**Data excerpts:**
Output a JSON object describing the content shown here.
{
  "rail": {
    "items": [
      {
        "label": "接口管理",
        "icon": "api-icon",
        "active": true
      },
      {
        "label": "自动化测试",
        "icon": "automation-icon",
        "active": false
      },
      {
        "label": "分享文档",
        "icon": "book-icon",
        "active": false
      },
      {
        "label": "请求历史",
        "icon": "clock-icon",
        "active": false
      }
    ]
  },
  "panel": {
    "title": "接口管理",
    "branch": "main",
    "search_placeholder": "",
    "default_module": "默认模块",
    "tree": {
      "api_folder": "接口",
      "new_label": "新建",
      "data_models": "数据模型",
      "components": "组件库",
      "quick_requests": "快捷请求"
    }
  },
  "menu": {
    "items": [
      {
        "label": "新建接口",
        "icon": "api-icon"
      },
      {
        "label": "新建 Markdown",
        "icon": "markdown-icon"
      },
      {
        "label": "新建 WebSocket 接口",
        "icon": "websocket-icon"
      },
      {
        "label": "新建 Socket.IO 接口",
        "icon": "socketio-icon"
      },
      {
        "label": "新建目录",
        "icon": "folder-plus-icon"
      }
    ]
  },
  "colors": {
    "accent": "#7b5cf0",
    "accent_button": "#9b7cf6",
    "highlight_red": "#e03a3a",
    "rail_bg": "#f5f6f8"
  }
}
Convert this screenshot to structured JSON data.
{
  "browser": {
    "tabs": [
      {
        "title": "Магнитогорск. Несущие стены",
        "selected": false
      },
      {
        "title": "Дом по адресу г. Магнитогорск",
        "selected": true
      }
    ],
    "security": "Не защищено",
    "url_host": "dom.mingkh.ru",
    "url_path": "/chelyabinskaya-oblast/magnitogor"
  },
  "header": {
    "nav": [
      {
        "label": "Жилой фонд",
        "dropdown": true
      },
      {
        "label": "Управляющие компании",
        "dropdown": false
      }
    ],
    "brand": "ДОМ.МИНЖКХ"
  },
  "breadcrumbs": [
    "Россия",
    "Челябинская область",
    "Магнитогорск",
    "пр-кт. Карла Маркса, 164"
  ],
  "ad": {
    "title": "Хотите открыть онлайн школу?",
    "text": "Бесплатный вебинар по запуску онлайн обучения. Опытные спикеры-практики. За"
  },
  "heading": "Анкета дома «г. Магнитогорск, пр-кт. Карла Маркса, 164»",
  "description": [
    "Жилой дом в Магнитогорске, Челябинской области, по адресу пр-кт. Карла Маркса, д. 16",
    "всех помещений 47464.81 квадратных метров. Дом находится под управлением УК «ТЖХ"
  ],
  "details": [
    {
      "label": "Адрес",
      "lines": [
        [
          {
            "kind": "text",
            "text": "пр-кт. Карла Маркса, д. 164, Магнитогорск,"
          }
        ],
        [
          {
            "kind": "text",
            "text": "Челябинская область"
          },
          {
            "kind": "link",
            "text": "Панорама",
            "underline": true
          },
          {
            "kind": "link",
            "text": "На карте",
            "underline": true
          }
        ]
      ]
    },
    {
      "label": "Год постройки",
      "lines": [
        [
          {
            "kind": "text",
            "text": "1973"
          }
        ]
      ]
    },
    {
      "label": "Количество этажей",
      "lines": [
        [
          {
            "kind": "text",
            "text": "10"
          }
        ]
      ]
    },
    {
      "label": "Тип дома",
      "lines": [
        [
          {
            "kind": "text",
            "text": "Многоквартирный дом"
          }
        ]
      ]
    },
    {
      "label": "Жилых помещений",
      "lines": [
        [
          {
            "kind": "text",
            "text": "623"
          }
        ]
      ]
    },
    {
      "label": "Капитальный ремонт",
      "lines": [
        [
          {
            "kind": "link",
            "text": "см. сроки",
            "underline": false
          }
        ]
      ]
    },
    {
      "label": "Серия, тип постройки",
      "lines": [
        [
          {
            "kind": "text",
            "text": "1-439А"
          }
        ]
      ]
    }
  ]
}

**DIRECTIONS FOR THIS TASK:**
Each entry is to be returned in full, character for character.

**WRITTEN SOLUTION:**
Output a JSON object describing the content shown here.
{
  "rail": {
    "items": [
      {
        "label": "接口管理",
        "icon": "api-icon",
        "active": true
      },
      {
        "label": "自动化测试",
        "icon": "automation-icon",
        "active": false
      },
      {
        "label": "分享文档",
        "icon": "book-icon",
        "active": false
      },
      {
        "label": "请求历史",
        "icon": "clock-icon",
        "active": false
      }
    ]
  },
  "panel": {
    "title": "接口管理",
    "branch": "main",
    "search_placeholder": "",
    "default_module": "默认模块",
    "tree": {
      "api_folder": "接口",
      "new_label": "新建",
      "data_models": "数据模型",
      "components": "组件库",
      "quick_requests": "快捷请求"
    }
  },
  "menu": {
    "items": [
      {
        "label": "新建接口",
        "icon": "api-icon"
      },
      {
        "label": "新建 Markdown",
        "icon": "markdown-icon"
      },
      {
        "label": "新建 WebSocket 接口",
        "icon": "websocket-icon"
      },
      {
        "label": "新建 Socket.IO 接口",
        "icon": "socketio-icon"
      },
      {
        "label": "新建目录",
        "icon": "folder-plus-icon"
      }
    ]
  },
  "colors": {
    "accent": "#7b5cf0",
    "accent_button": "#9b7cf6",
    "highlight_red": "#e03a3a",
    "rail_bg": "#f5f6f8"
  }
}
Convert this screenshot to structured JSON data.
{
  "browser": {
    "tabs": [
      {
        "title": "Магнитогорск. Несущие стены",
        "selected": false
      },
      {
        "title": "Дом по адресу г. Магнитогорск",
        "selected": true
      }
    ],
    "security": "Не защищено",
    "url_host": "dom.mingkh.ru",
    "url_path": "/chelyabinskaya-oblast/magnitogor"
  },
  "header": {
    "nav": [
      {
        "label": "Жилой фонд",
        "dropdown": true
      },
      {
        "label": "Управляющие компании",
        "dropdown": false
      }
    ],
    "brand": "ДОМ.МИНЖКХ"
  },
  "breadcrumbs": [
    "Россия",
    "Челябинская область",
    "Магнитогорск",
    "пр-кт. Карла Маркса, 164"
  ],
  "ad": {
    "title": "Хотите открыть онлайн школу?",
    "text": "Бесплатный вебинар по запуску онлайн обучения. Опытные спикеры-практики. За"
  },
  "heading": "Анкета дома «г. Магнитогорск, пр-кт. Карла Маркса, 164»",
  "description": [
    "Жилой дом в Магнитогорске, Челябинской области, по адресу пр-кт. Карла Маркса, д. 16",
    "всех помещений 47464.81 квадратных метров. Дом находится под управлением УК «ТЖХ"
  ],
  "details": [
    {
      "label": "Адрес",
      "lines": [
        [
          {
            "kind": "text",
            "text": "пр-кт. Карла Маркса, д. 164, Магнитогорск,"
          }
        ],
        [
          {
            "kind": "text",
            "text": "Челябинская область"
          },
          {
            "kind": "link",
            "text": "Панорама",
            "underline": true
          },
          {
            "kind": "link",
            "text": "На карте",
            "underline": true
          }
        ]
      ]
    },
    {
      "label": "Год постройки",
      "lines": [
        [
          {
            "kind": "text",
            "text": "1973"
          }
        ]
      ]
    },
    {
      "label": "Количество этажей",
      "lines": [
        [
          {
            "kind": "text",
            "text": "10"
          }
        ]
      ]
    },
    {
      "label": "Тип дома",
      "lines": [
        [
          {
            "kind": "text",
            "text": "Многоквартирный дом"
          }
        ]
      ]
    },
    {
      "label": "Жилых помещений",
      "lines": [
        [
          {
            "kind": "text",
            "text": "623"
          }
        ]
      ]
    },
    {
      "label": "Капитальный ремонт",
      "lines": [
        [
          {
            "kind": "link",
            "text": "см. сроки",
            "underline": false
          }
        ]
      ]
    },
    {
      "label": "Серия, тип постройки",
      "lines": [
        [
          {
            "kind": "text",
            "text": "1-439А"
          }
        ]
      ]
    }
  ]
}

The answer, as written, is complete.